Exercise materials:

** Start **

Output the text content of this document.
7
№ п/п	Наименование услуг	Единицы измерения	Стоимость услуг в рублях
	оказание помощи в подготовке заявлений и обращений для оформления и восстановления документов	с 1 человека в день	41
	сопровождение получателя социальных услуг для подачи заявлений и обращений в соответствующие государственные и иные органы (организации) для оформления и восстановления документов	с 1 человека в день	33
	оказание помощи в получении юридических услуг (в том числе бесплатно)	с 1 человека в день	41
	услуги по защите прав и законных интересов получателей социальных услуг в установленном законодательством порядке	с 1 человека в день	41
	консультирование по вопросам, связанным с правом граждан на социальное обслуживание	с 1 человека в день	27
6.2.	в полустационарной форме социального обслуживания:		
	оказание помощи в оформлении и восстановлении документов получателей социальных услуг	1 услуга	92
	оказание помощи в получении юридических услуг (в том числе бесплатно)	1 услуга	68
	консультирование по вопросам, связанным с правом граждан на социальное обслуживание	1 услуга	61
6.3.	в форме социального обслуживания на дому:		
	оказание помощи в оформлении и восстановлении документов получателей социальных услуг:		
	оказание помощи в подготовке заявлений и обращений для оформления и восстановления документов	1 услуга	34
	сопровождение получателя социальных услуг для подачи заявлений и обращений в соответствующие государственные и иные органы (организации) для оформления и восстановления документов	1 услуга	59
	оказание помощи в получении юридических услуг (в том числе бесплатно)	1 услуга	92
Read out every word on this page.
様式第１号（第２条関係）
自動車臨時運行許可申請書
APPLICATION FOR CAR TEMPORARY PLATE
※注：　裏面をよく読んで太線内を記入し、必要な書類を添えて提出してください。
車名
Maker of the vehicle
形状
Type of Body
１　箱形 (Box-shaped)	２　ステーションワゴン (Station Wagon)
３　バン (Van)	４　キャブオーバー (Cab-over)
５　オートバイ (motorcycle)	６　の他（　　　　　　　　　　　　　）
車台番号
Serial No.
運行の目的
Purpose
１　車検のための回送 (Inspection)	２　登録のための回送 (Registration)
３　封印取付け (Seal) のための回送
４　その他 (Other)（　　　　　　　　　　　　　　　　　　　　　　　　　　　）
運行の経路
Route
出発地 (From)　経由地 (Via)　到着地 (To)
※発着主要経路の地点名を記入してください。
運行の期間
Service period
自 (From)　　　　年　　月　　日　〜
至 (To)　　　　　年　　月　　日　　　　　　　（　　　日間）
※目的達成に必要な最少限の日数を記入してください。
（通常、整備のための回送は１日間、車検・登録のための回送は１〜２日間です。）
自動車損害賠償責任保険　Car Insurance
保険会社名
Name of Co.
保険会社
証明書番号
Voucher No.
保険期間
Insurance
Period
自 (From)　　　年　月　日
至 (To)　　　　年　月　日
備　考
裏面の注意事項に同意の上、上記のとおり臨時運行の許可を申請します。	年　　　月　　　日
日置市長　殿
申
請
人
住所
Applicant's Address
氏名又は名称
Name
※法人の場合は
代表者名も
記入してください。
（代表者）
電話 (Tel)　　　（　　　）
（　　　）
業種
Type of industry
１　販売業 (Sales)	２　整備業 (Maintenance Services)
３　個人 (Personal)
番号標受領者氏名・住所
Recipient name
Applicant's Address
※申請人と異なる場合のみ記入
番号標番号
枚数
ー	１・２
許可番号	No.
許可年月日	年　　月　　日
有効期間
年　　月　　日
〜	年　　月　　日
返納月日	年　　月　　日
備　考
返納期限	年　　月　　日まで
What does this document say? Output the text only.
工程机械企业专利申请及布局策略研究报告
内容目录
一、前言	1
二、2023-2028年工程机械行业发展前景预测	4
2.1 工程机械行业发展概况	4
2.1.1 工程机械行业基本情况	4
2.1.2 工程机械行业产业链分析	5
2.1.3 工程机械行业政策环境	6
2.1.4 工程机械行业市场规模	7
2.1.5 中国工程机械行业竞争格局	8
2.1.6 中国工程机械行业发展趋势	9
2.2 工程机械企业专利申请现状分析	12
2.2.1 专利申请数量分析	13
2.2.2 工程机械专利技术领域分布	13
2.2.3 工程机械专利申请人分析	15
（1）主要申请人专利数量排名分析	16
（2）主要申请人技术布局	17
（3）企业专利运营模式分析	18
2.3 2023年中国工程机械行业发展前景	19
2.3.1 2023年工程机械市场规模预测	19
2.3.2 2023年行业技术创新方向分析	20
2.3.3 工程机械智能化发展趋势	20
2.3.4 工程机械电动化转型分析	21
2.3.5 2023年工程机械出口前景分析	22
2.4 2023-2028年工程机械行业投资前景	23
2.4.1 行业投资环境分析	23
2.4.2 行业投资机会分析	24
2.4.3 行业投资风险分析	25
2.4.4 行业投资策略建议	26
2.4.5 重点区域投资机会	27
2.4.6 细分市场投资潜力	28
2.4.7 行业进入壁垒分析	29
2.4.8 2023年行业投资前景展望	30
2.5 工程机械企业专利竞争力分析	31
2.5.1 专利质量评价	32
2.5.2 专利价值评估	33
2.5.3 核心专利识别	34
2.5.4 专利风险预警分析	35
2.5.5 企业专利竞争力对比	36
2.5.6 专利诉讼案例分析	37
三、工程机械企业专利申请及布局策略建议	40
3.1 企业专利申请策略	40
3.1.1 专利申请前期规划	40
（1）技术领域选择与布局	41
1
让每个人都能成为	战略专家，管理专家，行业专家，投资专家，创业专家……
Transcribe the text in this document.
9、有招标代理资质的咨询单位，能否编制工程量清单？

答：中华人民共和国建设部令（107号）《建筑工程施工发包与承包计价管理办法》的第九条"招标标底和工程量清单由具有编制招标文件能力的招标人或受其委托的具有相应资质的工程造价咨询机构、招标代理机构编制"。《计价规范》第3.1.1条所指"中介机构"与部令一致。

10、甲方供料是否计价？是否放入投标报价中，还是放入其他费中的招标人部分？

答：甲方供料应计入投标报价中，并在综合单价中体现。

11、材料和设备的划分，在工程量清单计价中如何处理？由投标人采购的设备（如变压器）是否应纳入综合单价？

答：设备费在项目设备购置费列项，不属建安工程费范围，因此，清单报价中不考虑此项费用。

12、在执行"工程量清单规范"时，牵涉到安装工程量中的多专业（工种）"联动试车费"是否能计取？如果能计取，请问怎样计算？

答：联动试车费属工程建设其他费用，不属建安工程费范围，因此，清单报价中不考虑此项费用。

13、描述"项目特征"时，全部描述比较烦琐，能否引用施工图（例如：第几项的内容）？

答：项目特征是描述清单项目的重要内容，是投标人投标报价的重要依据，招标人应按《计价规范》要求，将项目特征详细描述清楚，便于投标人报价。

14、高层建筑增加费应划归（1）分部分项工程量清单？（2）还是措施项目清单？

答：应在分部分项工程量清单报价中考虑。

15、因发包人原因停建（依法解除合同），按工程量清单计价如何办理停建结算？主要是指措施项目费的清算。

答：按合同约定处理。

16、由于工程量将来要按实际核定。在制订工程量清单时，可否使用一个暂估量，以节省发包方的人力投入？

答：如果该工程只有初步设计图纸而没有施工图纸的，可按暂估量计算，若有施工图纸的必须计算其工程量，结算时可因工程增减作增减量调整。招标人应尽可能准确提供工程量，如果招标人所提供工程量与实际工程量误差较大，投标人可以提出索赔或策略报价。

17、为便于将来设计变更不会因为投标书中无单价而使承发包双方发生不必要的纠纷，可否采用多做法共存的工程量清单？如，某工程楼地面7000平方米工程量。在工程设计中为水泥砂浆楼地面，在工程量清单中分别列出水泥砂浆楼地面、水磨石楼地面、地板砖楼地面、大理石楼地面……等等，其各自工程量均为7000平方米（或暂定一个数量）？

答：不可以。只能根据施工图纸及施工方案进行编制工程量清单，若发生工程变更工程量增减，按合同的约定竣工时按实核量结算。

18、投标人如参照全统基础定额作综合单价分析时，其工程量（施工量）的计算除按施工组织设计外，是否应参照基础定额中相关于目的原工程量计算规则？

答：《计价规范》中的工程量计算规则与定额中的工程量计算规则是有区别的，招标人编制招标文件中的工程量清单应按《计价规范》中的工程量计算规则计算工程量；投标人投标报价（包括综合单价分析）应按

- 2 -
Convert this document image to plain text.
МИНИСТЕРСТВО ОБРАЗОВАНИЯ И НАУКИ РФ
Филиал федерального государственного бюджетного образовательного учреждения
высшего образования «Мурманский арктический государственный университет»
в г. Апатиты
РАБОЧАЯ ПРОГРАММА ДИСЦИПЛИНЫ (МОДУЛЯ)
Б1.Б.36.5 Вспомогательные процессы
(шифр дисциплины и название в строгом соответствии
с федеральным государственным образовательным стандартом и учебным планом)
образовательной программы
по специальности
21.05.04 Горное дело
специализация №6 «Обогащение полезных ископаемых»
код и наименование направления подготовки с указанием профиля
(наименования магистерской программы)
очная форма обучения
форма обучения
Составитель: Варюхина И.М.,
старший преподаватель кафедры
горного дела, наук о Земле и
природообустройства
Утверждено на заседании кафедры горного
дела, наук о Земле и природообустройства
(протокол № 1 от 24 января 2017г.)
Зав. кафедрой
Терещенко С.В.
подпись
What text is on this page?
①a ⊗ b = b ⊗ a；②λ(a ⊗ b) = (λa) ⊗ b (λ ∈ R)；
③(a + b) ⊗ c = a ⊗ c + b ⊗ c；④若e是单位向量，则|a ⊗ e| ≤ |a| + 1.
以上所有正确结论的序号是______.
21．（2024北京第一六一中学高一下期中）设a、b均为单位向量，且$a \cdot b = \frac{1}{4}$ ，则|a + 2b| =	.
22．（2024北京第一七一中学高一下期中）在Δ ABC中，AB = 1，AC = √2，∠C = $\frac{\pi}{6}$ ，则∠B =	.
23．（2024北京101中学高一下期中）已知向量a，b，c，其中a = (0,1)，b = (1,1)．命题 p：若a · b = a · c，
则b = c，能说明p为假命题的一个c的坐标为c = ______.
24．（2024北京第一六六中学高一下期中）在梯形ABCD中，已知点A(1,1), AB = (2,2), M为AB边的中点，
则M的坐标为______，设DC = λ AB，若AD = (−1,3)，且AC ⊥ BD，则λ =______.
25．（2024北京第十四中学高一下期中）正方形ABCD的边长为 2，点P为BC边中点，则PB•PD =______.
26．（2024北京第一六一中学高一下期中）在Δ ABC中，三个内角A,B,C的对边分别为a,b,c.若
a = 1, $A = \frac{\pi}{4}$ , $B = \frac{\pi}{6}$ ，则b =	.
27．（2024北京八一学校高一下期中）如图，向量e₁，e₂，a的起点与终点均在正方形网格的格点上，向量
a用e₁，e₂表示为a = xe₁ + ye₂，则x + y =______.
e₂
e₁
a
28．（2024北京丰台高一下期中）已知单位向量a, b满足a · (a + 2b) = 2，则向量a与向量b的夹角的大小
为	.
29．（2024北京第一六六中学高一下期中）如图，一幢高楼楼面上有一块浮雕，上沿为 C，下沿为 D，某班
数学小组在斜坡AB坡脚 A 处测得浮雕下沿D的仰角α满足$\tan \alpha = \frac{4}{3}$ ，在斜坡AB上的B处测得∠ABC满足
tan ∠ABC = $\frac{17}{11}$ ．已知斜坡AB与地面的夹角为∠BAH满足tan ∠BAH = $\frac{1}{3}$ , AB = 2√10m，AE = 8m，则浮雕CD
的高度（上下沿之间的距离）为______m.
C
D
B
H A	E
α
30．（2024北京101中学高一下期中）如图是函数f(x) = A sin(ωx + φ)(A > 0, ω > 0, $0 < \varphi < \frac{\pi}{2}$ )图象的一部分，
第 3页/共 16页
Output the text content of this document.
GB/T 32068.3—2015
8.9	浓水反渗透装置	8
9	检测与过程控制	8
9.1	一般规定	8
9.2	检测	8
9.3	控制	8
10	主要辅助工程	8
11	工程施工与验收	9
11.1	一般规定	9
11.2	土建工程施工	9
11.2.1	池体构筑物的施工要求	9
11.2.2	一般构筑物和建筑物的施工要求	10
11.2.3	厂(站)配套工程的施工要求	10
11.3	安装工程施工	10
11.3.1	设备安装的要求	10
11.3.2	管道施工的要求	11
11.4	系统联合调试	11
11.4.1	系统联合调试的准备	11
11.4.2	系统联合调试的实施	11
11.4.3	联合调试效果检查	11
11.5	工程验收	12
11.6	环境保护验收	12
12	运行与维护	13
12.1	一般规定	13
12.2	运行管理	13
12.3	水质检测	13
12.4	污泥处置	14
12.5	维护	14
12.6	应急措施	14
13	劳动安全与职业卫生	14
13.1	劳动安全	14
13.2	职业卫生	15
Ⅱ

** End **

Exercise task: Give only the count of lines in the data that include the string "this".

Written solution: 7